**Extract**
Case No. 03-15299 (PSH), (Jointly Administered).United States Bankruptcy Court, N.D. Illinois, Eastern Division.
March 31, 2005
John Wm. Butler, Jr., George N. Panagakis, Ron E. Meisler, SKADDEN, ARPS, SLATE, MEAGHER FLOM LLP, Chicago, Illinois. Attorney for the Reorganized Debtor.
Jeffrey S. Endick, Malcolm C. Slee, SLEVIN HART, P.C., Washington, DC., and Thomas J. Angell, JACOBS, BURNS, ORLOVE, STANTON HERNANDEZ, Chicago, Illinois. Attorneys for United Food and Commercial Workers International Union-Industry Pension Fund.

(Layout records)
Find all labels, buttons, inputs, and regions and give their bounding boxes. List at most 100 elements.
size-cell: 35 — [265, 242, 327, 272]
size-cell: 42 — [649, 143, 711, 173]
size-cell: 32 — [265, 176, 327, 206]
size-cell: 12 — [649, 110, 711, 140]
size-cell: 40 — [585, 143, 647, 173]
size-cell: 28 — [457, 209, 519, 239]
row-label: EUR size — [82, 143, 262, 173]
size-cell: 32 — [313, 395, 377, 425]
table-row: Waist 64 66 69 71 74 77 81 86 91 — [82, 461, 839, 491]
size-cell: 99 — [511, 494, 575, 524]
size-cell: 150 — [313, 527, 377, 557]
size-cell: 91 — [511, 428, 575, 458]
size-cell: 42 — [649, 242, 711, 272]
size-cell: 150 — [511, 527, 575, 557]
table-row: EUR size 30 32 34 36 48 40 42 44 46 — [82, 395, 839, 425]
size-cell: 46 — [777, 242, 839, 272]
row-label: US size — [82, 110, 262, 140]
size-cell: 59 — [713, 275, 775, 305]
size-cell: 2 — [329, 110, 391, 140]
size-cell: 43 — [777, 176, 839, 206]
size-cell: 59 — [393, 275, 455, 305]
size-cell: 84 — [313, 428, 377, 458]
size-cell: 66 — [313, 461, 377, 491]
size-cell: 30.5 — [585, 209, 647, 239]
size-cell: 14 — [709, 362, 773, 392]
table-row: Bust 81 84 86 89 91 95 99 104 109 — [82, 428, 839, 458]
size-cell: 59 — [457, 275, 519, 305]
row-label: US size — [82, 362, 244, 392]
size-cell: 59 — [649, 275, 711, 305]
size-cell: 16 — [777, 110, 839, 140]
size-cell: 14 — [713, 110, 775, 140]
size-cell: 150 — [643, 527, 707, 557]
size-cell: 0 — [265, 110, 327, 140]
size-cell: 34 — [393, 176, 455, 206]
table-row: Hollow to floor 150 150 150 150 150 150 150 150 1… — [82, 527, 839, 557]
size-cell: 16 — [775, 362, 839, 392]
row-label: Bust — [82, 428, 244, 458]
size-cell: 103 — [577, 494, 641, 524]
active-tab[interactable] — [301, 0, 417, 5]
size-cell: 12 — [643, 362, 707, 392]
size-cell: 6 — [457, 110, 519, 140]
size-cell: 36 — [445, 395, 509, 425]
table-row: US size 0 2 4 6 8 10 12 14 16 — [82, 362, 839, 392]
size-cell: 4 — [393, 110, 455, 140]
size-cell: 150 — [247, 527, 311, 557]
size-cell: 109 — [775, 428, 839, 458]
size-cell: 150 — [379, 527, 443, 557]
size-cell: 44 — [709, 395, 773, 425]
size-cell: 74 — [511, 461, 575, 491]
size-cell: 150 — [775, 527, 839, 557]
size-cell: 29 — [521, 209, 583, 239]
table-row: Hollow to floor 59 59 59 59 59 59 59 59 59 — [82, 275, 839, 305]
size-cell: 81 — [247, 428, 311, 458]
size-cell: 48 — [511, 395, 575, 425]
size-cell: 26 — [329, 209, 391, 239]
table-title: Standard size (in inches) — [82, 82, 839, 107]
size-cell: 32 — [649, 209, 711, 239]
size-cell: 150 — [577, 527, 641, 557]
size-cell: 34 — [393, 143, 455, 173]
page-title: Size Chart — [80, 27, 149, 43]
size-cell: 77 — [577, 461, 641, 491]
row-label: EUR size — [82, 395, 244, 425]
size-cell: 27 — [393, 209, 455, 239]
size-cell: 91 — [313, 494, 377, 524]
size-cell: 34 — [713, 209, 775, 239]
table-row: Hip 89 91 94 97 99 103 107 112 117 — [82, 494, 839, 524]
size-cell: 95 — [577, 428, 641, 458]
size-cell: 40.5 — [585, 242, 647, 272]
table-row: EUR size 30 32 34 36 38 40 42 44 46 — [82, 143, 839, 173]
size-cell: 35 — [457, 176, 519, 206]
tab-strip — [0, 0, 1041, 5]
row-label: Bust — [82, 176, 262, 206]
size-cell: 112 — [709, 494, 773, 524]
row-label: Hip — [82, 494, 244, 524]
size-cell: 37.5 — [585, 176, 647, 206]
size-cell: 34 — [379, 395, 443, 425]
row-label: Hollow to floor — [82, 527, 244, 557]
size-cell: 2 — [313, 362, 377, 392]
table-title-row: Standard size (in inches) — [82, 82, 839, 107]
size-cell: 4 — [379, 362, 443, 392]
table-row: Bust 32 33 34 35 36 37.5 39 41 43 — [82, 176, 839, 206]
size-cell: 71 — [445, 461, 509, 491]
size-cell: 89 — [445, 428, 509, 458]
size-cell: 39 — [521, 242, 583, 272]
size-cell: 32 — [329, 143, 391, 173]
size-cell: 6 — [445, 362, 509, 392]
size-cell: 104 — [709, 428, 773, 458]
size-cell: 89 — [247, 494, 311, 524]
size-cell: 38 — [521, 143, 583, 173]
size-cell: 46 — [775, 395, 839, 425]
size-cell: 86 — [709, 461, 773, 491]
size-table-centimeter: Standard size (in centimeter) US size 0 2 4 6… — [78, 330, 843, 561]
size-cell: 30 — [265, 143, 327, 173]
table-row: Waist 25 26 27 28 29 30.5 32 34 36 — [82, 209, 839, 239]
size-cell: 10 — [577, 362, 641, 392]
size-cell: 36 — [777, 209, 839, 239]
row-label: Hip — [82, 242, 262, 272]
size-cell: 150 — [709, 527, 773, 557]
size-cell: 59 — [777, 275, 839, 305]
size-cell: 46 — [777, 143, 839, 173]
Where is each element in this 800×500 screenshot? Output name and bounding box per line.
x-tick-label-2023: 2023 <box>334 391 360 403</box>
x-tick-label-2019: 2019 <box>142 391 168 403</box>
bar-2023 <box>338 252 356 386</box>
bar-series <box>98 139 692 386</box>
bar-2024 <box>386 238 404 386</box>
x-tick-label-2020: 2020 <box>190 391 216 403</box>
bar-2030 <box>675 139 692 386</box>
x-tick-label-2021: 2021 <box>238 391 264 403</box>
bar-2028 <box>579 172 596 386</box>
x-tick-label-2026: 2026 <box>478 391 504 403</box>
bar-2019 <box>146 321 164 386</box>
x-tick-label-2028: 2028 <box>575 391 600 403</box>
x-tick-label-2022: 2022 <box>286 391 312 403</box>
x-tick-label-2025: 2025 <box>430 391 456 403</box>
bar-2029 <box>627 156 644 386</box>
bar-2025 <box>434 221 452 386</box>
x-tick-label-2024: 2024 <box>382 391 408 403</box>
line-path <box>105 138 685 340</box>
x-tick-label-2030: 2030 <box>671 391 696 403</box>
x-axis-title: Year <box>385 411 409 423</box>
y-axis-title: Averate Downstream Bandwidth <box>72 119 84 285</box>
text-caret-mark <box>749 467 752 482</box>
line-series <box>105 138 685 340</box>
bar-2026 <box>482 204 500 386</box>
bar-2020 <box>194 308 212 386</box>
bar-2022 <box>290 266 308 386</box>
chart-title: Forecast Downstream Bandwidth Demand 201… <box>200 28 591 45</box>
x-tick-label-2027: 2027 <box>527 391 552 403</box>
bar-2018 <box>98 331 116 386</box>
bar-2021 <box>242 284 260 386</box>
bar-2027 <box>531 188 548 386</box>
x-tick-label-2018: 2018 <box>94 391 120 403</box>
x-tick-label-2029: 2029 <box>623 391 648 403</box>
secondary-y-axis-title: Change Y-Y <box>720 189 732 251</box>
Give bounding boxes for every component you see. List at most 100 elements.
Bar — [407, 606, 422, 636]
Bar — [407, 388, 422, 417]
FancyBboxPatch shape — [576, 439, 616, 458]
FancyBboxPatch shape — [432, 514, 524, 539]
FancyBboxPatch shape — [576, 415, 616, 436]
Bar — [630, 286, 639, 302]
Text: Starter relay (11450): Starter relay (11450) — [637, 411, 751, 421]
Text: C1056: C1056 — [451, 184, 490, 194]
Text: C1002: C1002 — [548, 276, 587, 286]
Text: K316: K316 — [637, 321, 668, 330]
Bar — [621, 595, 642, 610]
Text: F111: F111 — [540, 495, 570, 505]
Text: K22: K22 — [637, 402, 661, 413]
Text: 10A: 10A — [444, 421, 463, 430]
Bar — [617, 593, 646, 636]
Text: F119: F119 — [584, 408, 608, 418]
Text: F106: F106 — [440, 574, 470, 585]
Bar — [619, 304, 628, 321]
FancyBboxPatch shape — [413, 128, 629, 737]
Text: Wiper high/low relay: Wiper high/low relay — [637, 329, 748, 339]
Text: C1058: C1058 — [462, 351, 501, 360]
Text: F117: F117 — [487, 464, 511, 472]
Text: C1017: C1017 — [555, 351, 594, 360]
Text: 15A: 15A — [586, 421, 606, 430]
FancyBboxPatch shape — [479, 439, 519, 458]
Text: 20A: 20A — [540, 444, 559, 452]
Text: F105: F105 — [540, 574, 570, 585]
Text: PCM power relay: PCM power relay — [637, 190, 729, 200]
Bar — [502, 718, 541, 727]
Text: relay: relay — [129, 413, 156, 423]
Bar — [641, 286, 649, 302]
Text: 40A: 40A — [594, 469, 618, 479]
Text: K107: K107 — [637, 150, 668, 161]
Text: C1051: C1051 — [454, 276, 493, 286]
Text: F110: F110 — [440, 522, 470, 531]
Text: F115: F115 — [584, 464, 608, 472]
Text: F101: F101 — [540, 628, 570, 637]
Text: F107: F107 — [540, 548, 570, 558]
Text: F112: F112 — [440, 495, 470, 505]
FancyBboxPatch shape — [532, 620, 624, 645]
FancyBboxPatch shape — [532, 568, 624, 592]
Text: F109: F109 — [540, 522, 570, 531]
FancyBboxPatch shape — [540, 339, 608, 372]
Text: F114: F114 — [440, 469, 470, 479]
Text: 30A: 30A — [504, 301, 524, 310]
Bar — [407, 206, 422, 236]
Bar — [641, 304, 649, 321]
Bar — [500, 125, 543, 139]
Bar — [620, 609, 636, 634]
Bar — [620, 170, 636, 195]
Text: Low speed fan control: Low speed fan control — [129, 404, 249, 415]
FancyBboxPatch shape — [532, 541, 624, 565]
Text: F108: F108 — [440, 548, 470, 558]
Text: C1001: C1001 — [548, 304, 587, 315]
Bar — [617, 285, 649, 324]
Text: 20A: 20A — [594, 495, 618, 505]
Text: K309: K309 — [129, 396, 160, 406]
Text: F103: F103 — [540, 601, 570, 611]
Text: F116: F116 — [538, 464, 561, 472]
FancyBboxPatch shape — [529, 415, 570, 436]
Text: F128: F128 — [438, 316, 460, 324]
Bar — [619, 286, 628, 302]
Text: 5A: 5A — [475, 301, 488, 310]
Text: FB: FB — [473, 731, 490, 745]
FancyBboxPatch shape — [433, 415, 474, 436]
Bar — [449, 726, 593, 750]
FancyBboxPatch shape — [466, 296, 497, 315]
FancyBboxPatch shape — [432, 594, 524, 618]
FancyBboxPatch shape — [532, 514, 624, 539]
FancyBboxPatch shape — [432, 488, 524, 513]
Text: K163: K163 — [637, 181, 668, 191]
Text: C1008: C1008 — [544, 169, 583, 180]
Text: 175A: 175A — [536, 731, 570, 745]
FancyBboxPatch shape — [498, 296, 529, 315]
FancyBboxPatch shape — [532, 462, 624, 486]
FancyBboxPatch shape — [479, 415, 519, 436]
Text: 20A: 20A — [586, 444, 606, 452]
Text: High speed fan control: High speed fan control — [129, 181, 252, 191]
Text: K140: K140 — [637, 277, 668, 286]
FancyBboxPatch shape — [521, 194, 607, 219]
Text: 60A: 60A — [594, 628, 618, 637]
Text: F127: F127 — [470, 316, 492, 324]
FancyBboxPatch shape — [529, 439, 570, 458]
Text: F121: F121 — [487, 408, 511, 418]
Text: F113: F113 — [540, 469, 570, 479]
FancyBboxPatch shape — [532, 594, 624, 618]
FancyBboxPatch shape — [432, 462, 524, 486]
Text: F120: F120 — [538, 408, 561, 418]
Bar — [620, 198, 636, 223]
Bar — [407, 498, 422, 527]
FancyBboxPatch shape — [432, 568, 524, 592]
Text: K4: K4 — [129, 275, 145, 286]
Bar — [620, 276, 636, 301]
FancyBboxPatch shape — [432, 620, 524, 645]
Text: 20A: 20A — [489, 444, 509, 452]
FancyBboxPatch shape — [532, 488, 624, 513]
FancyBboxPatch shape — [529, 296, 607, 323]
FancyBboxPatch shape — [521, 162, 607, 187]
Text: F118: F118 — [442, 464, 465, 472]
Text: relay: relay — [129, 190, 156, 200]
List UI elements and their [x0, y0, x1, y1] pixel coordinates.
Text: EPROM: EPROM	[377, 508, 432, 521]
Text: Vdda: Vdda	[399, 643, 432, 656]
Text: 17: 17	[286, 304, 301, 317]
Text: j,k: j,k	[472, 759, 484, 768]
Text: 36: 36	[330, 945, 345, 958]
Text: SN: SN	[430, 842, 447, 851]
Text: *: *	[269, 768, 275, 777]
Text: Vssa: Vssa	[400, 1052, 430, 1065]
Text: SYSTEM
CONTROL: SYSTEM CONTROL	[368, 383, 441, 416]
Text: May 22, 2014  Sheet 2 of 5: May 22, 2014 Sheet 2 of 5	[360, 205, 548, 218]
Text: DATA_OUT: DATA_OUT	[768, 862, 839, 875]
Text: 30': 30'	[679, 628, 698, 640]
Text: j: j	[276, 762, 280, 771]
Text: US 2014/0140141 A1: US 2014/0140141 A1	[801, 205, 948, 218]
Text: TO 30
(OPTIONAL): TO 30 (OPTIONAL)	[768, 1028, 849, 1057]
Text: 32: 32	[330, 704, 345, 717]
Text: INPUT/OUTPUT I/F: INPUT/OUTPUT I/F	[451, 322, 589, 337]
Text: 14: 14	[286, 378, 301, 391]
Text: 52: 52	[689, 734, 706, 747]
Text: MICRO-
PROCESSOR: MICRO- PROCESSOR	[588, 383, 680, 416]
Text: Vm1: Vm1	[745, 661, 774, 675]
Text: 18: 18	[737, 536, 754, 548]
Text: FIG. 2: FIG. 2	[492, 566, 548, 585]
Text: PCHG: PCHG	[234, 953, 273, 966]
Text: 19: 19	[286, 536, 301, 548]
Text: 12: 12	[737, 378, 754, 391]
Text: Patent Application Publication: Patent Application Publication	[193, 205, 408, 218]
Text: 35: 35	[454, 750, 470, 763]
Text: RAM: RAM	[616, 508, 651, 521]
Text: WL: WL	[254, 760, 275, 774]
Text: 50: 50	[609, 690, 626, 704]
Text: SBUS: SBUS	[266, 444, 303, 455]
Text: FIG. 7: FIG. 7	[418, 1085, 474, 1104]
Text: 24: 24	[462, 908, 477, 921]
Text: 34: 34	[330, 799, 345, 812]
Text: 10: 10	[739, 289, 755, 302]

**Given exercise 1**
Which court does the case header name?
**Given exercise 2**
List every attorney named in the case header.

**Exercise answer 1**
The United States Bankruptcy Court, N.D. Illinois, Eastern Division.

**Exercise answer 2**
John Wm. Butler, Jr.; George N. Panagakis; Ron E. Meisler; Jeffrey S. Endick; Malcolm C. Slee; Thomas J. Angell